* WHAT YOU ARE ASKED TO DO
From the listing below, pick out each line with the word "códigos".
— start MATERIAL —
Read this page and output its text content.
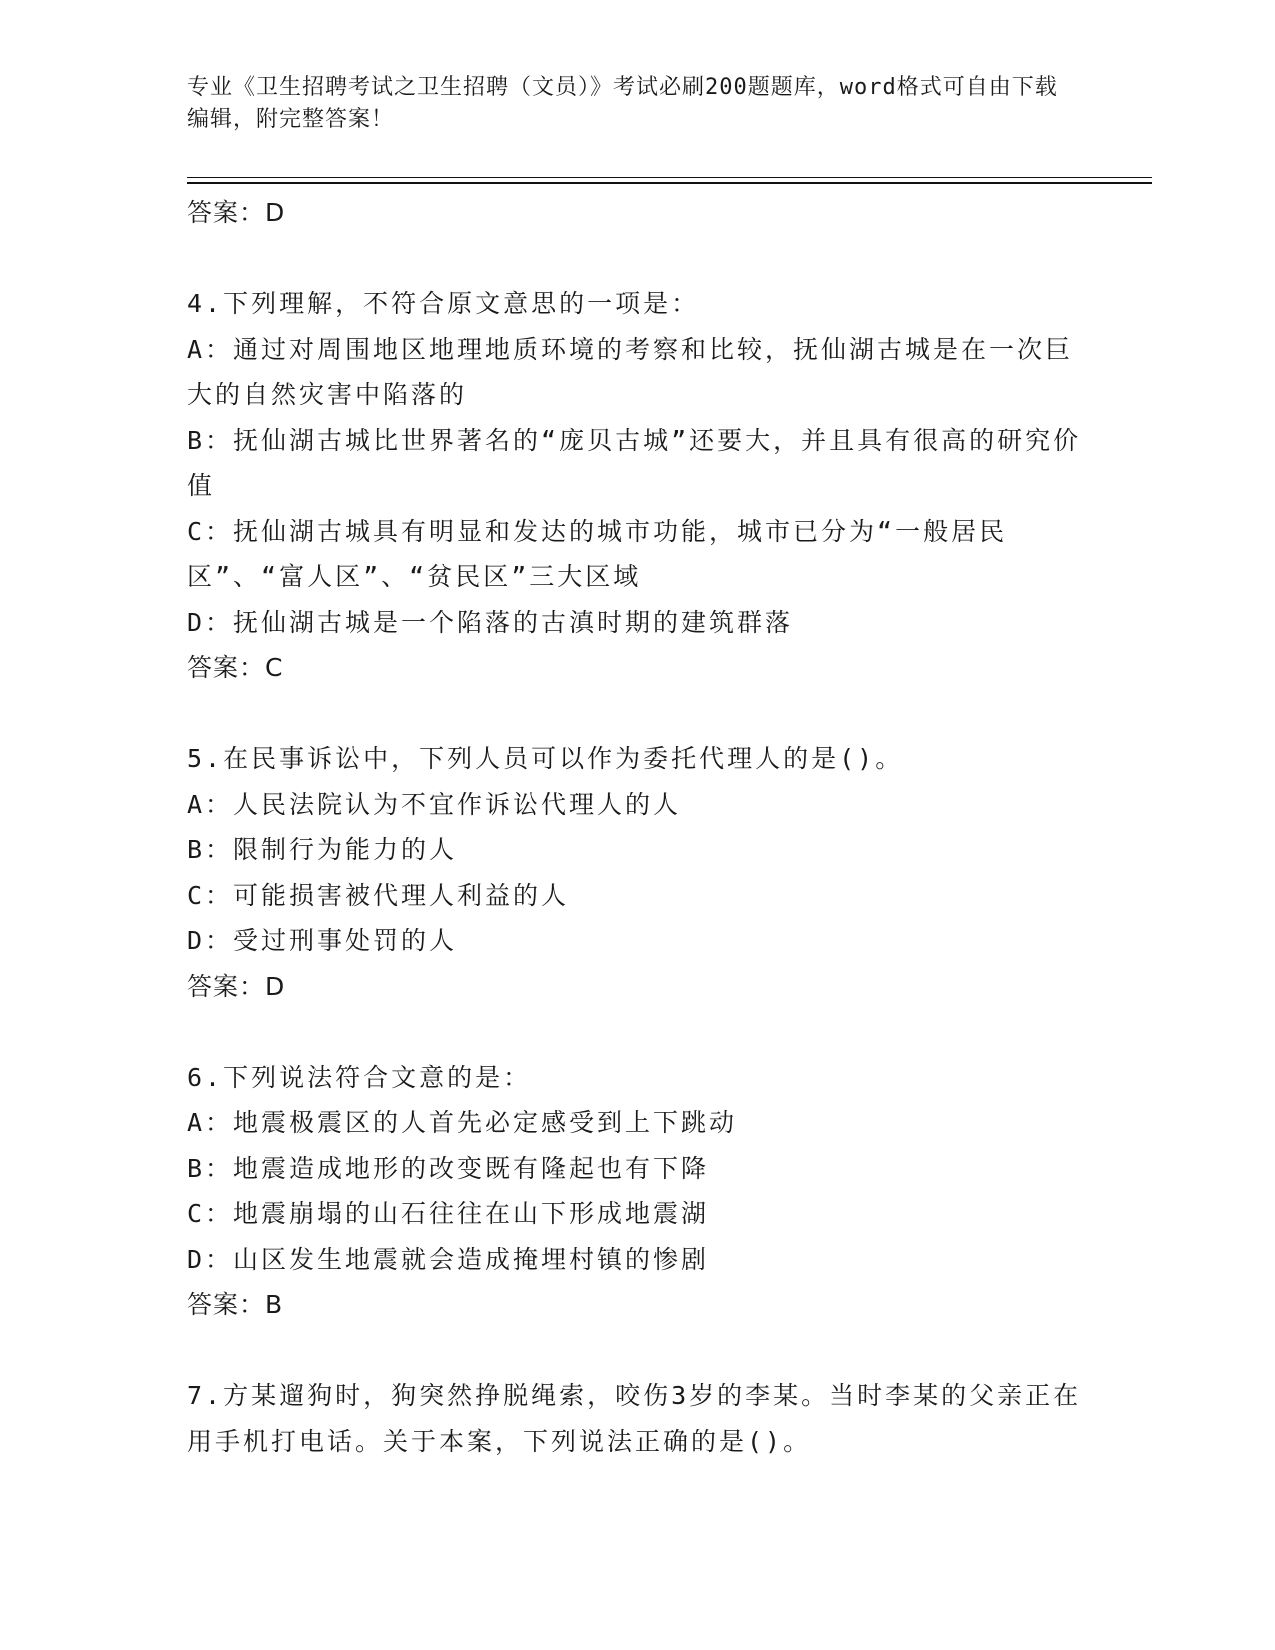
专业《卫生招聘考试之卫生招聘（文员）》考试必刷200题题库，word格式可自由下载编辑，附完整答案！

答案：D

4.下列理解，不符合原文意思的一项是：

A：通过对周围地区地理地质环境的考察和比较，抚仙湖古城是在一次巨大的自然灾害中陷落的

B：抚仙湖古城比世界著名的“庞贝古城”还要大，并且具有很高的研究价值

C：抚仙湖古城具有明显和发达的城市功能，城市已分为“一般居民区”、“富人区”、“贫民区”三大区域

D：抚仙湖古城是一个陷落的古滇时期的建筑群落

答案：C

5.在民事诉讼中，下列人员可以作为委托代理人的是()。

A：人民法院认为不宜作诉讼代理人的人

B：限制行为能力的人

C：可能损害被代理人利益的人

D：受过刑事处罚的人

答案：D

6.下列说法符合文意的是：

A：地震极震区的人首先必定感受到上下跳动

B：地震造成地形的改变既有隆起也有下降

C：地震崩塌的山石往往在山下形成地震湖

D：山区发生地震就会造成掩埋村镇的惨剧

答案：B

7.方某遛狗时，狗突然挣脱绳索，咬伤3岁的李某。当时李某的父亲正在用手机打电话。关于本案，下列说法正确的是()。
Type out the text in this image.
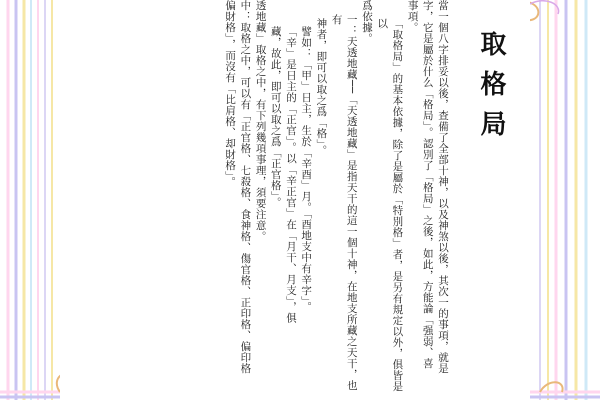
取格局

當一個八字排妥以後，查備了全部十神，以及神煞以後，其次一的事項，就是

字，它是屬於什么「格局」。認別了「格局」之後，如此，方能論「强弱、喜

事項。

「取格局」的基本依據，除了是屬於「特別格」者，是另有規定以外，俱皆是以

爲依據。

一：天透地藏──「天透地藏」是指天干的這一個十神，在地支所藏之天干，也有

神者，即可以取之爲「格」。

譬如：「甲」日主，生於「辛酉」月。「酉地支中有辛字」。

「辛」是日主的「正官」。以「辛正官」在「月干、月支」，俱

藏，故此，即可以取之爲「正官格」。

透地藏」取格之中，有下列幾項事理，須要注意。

中：取格之中，可以有「正官格、七殺格、食神格、傷官格、正印格、偏印格

偏財格」，而沒有「比肩格、却財格」。
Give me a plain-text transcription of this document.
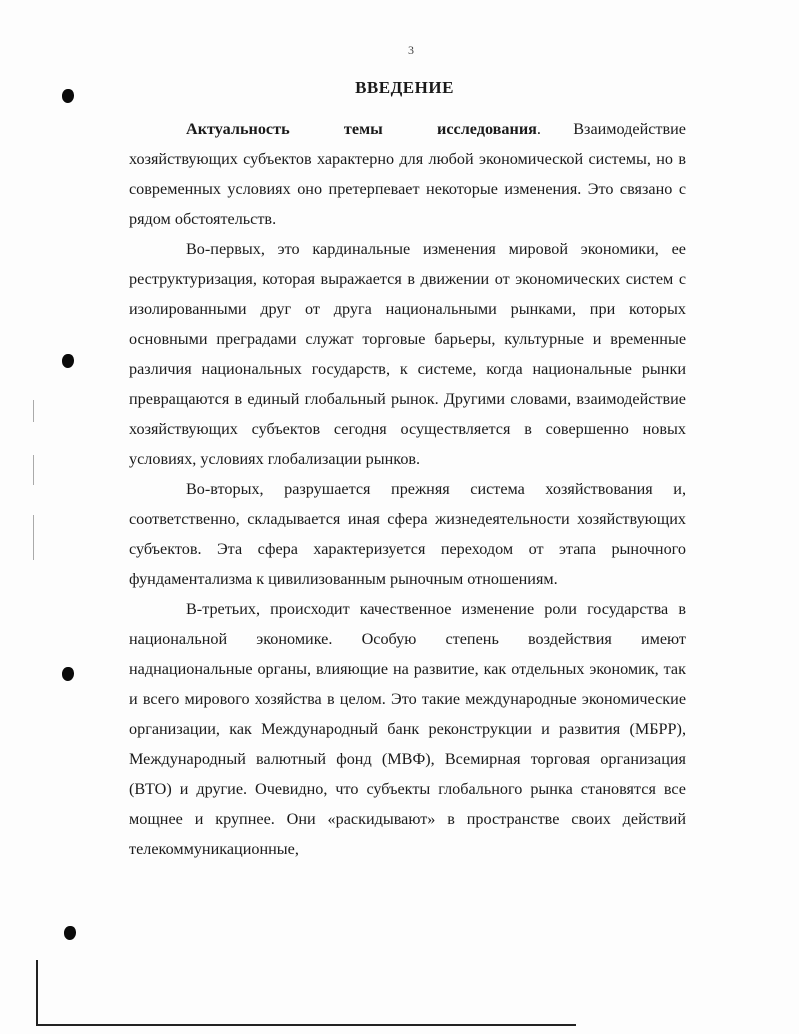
3
ВВЕДЕНИЕ

Актуальность темы исследования. Взаимодействие хозяйствующих субъектов характерно для любой экономической системы, но в современных условиях оно претерпевает некоторые изменения. Это связано с рядом обстоятельств.

Во-первых, это кардинальные изменения мировой экономики, ее реструктуризация, которая выражается в движении от экономических систем с изолированными друг от друга национальными рынками, при которых основными преградами служат торговые барьеры, культурные и временные различия национальных государств, к системе, когда национальные рынки превращаются в единый глобальный рынок. Другими словами, взаимодействие хозяйствующих субъектов сегодня осуществляется в совершенно новых условиях, условиях глобализации рынков.

Во-вторых, разрушается прежняя система хозяйствования и, соответственно, складывается иная сфера жизнедеятельности хозяйствующих субъектов. Эта сфера характеризуется переходом от этапа рыночного фундаментализма к цивилизованным рыночным отношениям.

В-третьих, происходит качественное изменение роли государства в национальной экономике. Особую степень воздействия имеют наднациональные органы, влияющие на развитие, как отдельных экономик, так и всего мирового хозяйства в целом. Это такие международные экономические организации, как Международный банк реконструкции и развития (МБРР), Международный валютный фонд (МВФ), Всемирная торговая организация (ВТО) и другие. Очевидно, что субъекты глобального рынка становятся все мощнее и крупнее. Они «раскидывают» в пространстве своих действий телекоммуникационные,
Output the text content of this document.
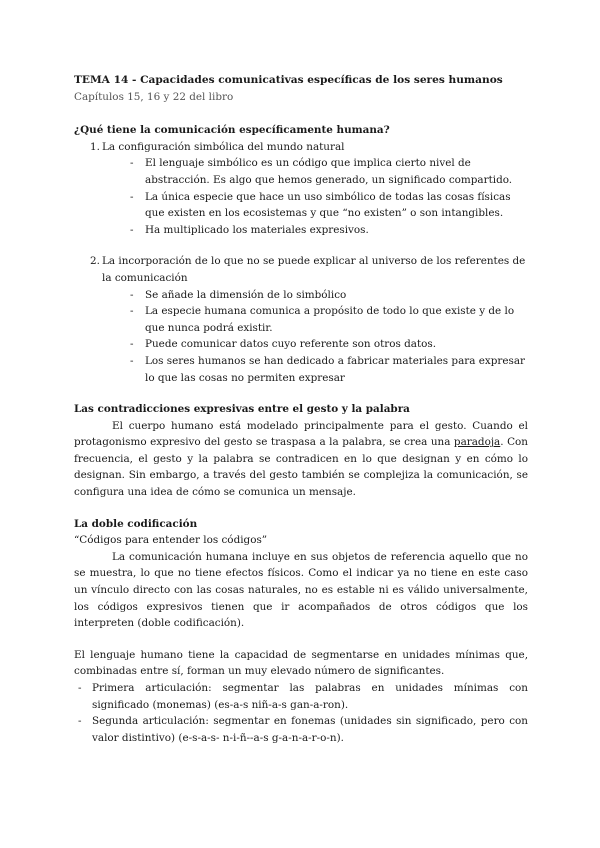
TEMA 14 - Capacidades comunicativas específicas de los seres humanos
Capítulos 15, 16 y 22 del libro
¿Qué tiene la comunicación específicamente humana?
1. La configuración simbólica del mundo natural
- El lenguaje simbólico es un código que implica cierto nivel de abstracción. Es algo que hemos generado, un significado compartido.
- La única especie que hace un uso simbólico de todas las cosas físicas que existen en los ecosistemas y que “no existen” o son intangibles.
- Ha multiplicado los materiales expresivos.
2. La incorporación de lo que no se puede explicar al universo de los referentes de la comunicación
- Se añade la dimensión de lo simbólico
- La especie humana comunica a propósito de todo lo que existe y de lo que nunca podrá existir.
- Puede comunicar datos cuyo referente son otros datos.
- Los seres humanos se han dedicado a fabricar materiales para expresar lo que las cosas no permiten expresar
Las contradicciones expresivas entre el gesto y la palabra
El cuerpo humano está modelado principalmente para el gesto. Cuando el protagonismo expresivo del gesto se traspasa a la palabra, se crea una paradoja. Con frecuencia, el gesto y la palabra se contradicen en lo que designan y en cómo lo designan. Sin embargo, a través del gesto también se complejiza la comunicación, se configura una idea de cómo se comunica un mensaje.
La doble codificación
“Códigos para entender los códigos”
La comunicación humana incluye en sus objetos de referencia aquello que no se muestra, lo que no tiene efectos físicos. Como el indicar ya no tiene en este caso un vínculo directo con las cosas naturales, no es estable ni es válido universalmente, los códigos expresivos tienen que ir acompañados de otros códigos que los interpreten (doble codificación).
El lenguaje humano tiene la capacidad de segmentarse en unidades mínimas que, combinadas entre sí, forman un muy elevado número de significantes.
- Primera articulación: segmentar las palabras en unidades mínimas con significado (monemas) (es-a-s niñ-a-s gan-a-ron).
- Segunda articulación: segmentar en fonemas (unidades sin significado, pero con valor distintivo) (e-s-a-s- n-i-ñ--a-s g-a-n-a-r-o-n).
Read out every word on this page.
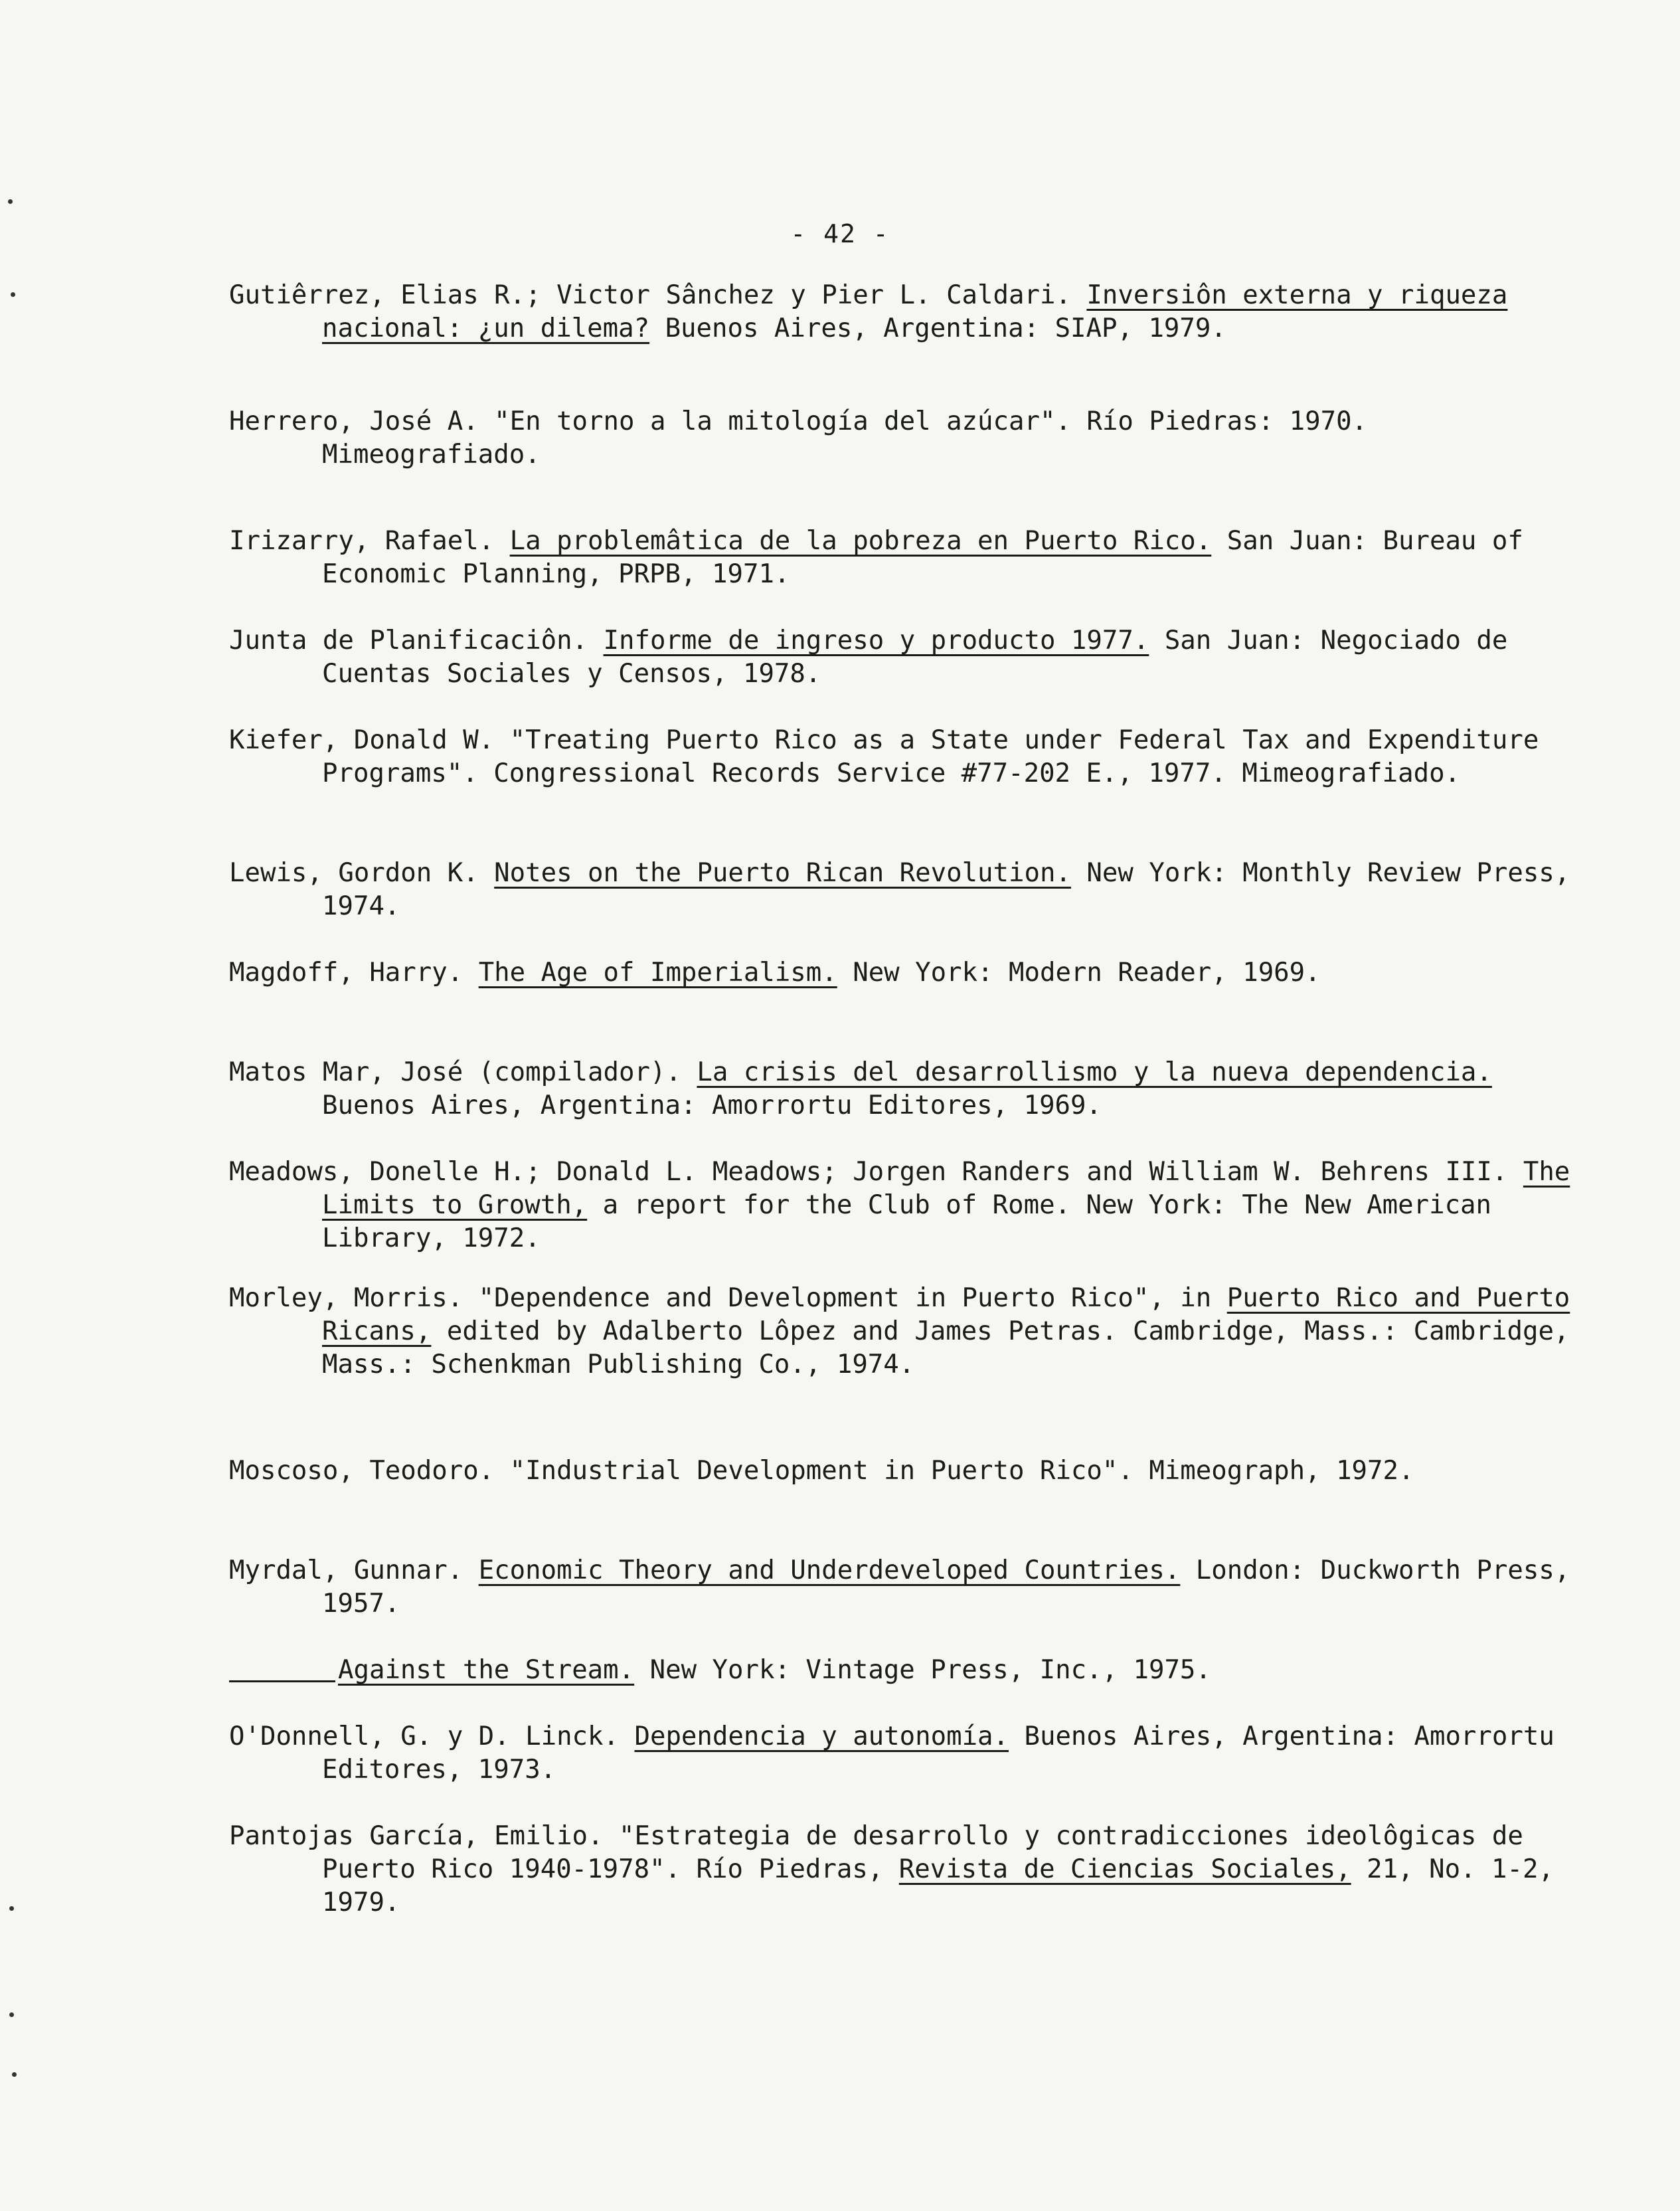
- 42 -
Gutiêrrez, Elias R.; Victor Sânchez y Pier L. Caldari. Inversiôn externa y riqueza nacional: ¿un dilema? Buenos Aires, Argentina: SIAP, 1979.
Herrero, José A. "En torno a la mitología del azúcar". Río Piedras: 1970. Mimeografiado.
Irizarry, Rafael. La problemâtica de la pobreza en Puerto Rico. San Juan: Bureau of Economic Planning, PRPB, 1971.
Junta de Planificaciôn. Informe de ingreso y producto 1977. San Juan: Negociado de Cuentas Sociales y Censos, 1978.
Kiefer, Donald W. "Treating Puerto Rico as a State under Federal Tax and Expenditure Programs". Congressional Records Service #77-202 E., 1977. Mimeografiado.
Lewis, Gordon K. Notes on the Puerto Rican Revolution. New York: Monthly Review Press, 1974.
Magdoff, Harry. The Age of Imperialism. New York: Modern Reader, 1969.
Matos Mar, José (compilador). La crisis del desarrollismo y la nueva dependencia. Buenos Aires, Argentina: Amorrortu Editores, 1969.
Meadows, Donelle H.; Donald L. Meadows; Jorgen Randers and William W. Behrens III. The Limits to Growth, a report for the Club of Rome. New York: The New American Library, 1972.
Morley, Morris. "Dependence and Development in Puerto Rico", in Puerto Rico and Puerto Ricans, edited by Adalberto Lôpez and James Petras. Cambridge, Mass.: Cambridge, Mass.: Schenkman Publishing Co., 1974.
Moscoso, Teodoro. "Industrial Development in Puerto Rico". Mimeograph, 1972.
Myrdal, Gunnar. Economic Theory and Underdeveloped Countries. London: Duckworth Press, 1957.
Against the Stream. New York: Vintage Press, Inc., 1975.
O'Donnell, G. y D. Linck. Dependencia y autonomía. Buenos Aires, Argentina: Amorrortu Editores, 1973.
Pantojas García, Emilio. "Estrategia de desarrollo y contradicciones ideolôgicas de Puerto Rico 1940-1978". Río Piedras, Revista de Ciencias Sociales, 21, No. 1-2, 1979.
— end MATERIAL —
* EXERCISE ANSWER
“Códigos para entender los códigos”
La comunicación humana incluye en sus objetos de referencia aquello que no se muestra, lo que no tiene efectos físicos. Como el indicar ya no tiene en este caso un vínculo directo con las cosas naturales, no es estable ni es válido universalmente, los códigos expresivos tienen que ir acompañados de otros códigos que los interpreten (doble codificación).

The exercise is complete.